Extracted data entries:
************

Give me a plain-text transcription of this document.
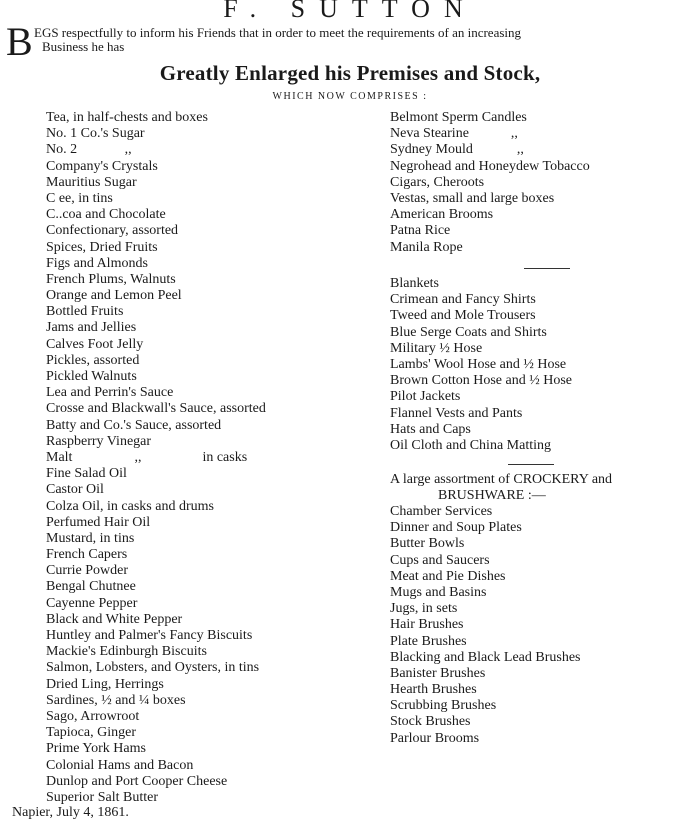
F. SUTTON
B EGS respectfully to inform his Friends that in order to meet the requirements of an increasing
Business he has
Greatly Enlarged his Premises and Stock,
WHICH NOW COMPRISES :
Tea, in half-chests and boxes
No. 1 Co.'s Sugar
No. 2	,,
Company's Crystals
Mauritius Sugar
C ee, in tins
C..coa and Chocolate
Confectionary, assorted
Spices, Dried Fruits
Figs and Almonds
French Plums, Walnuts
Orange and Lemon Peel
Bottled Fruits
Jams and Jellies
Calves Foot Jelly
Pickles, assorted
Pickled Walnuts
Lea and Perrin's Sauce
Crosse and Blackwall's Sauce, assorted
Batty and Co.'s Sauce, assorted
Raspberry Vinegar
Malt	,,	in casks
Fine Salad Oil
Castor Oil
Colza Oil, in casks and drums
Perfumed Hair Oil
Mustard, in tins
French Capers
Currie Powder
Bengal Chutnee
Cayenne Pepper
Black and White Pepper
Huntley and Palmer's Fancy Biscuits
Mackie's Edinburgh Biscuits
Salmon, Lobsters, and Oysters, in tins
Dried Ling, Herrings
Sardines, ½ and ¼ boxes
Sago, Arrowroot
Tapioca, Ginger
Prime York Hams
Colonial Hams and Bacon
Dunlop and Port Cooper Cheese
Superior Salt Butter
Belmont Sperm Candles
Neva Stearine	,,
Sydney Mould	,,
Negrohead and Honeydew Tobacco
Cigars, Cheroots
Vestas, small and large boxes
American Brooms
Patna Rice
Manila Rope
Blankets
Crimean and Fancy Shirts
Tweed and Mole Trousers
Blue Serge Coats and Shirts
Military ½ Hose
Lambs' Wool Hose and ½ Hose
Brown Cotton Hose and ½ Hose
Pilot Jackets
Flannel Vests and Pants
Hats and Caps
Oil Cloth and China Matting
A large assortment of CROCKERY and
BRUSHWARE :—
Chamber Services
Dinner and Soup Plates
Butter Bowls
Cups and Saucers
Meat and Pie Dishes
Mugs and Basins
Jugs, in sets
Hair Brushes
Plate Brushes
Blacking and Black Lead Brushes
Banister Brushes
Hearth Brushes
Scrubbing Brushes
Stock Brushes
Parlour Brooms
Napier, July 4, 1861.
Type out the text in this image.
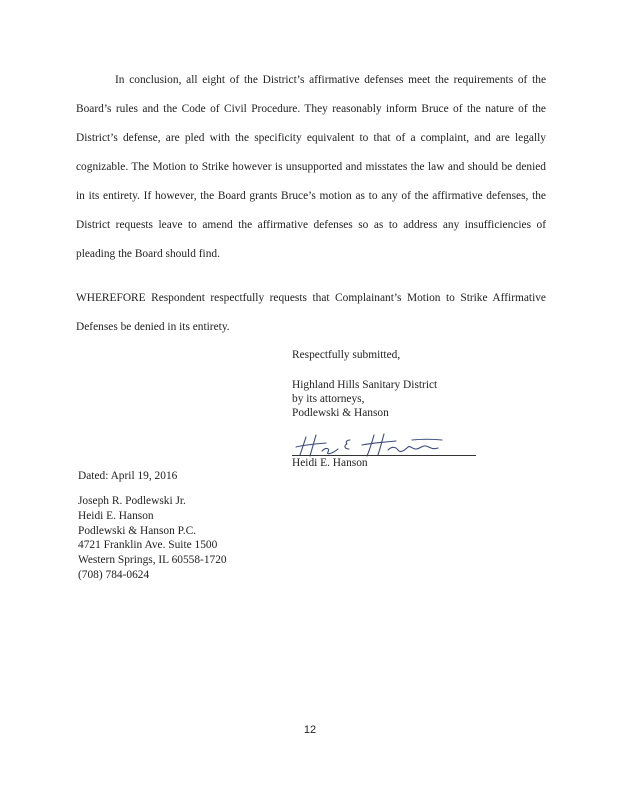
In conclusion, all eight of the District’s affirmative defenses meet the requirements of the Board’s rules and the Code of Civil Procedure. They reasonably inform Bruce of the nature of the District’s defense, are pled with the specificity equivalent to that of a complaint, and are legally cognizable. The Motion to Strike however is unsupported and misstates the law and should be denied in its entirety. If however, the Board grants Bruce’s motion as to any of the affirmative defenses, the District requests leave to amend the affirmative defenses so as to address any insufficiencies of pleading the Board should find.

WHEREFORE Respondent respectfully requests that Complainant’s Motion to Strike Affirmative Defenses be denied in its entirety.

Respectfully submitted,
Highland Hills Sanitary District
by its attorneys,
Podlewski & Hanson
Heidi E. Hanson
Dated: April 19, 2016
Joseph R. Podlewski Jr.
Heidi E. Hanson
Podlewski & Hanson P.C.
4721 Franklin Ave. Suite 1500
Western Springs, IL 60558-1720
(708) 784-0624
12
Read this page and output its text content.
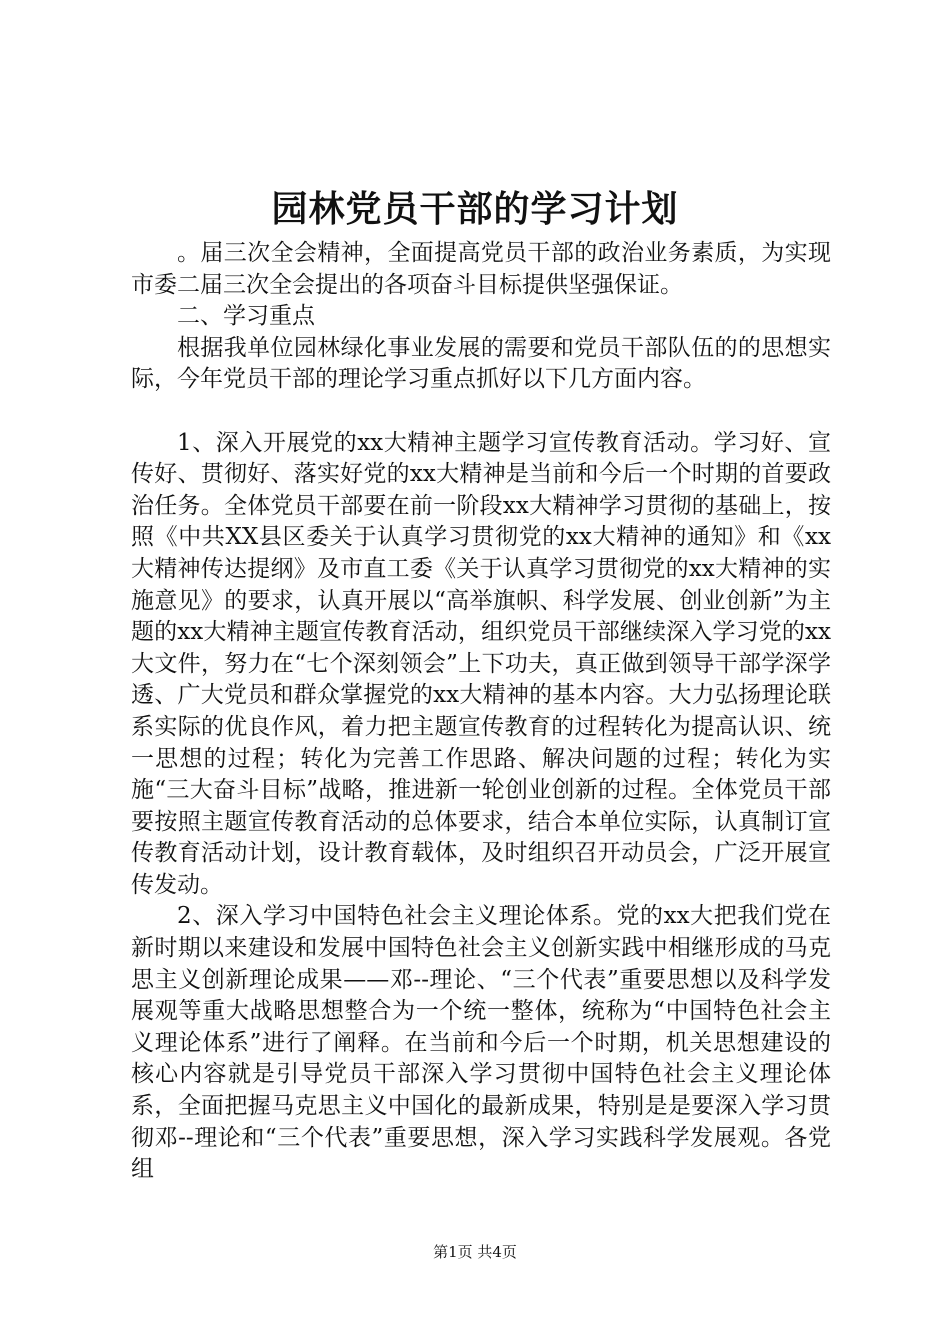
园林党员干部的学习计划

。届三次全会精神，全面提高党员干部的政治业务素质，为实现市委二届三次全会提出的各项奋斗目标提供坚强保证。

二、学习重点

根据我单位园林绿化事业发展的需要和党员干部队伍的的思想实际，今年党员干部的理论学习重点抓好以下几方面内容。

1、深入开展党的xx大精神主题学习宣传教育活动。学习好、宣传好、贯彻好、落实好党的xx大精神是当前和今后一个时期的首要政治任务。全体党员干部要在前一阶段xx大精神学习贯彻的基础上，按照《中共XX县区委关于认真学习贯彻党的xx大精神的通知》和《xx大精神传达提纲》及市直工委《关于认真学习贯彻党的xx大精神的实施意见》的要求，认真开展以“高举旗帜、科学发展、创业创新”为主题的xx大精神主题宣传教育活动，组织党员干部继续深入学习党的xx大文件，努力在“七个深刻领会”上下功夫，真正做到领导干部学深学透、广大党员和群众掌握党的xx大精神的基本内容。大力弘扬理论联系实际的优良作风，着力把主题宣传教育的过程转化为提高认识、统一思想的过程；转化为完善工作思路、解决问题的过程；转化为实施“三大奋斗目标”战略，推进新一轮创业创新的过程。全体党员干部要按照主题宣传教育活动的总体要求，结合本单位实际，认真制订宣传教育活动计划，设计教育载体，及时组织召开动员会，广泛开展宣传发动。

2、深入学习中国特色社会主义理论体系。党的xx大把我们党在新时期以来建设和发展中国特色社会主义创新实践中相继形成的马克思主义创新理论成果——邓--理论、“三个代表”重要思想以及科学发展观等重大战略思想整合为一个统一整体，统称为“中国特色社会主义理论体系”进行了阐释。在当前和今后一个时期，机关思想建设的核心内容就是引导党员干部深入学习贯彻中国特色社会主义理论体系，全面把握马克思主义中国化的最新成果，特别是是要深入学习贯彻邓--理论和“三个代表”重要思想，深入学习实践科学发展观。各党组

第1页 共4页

************

From the listing above, return each line with the word "assorted".

Confectionary, assorted
Pickles, assorted
Crosse and Blackwall's Sauce, assorted
Batty and Co.'s Sauce, assorted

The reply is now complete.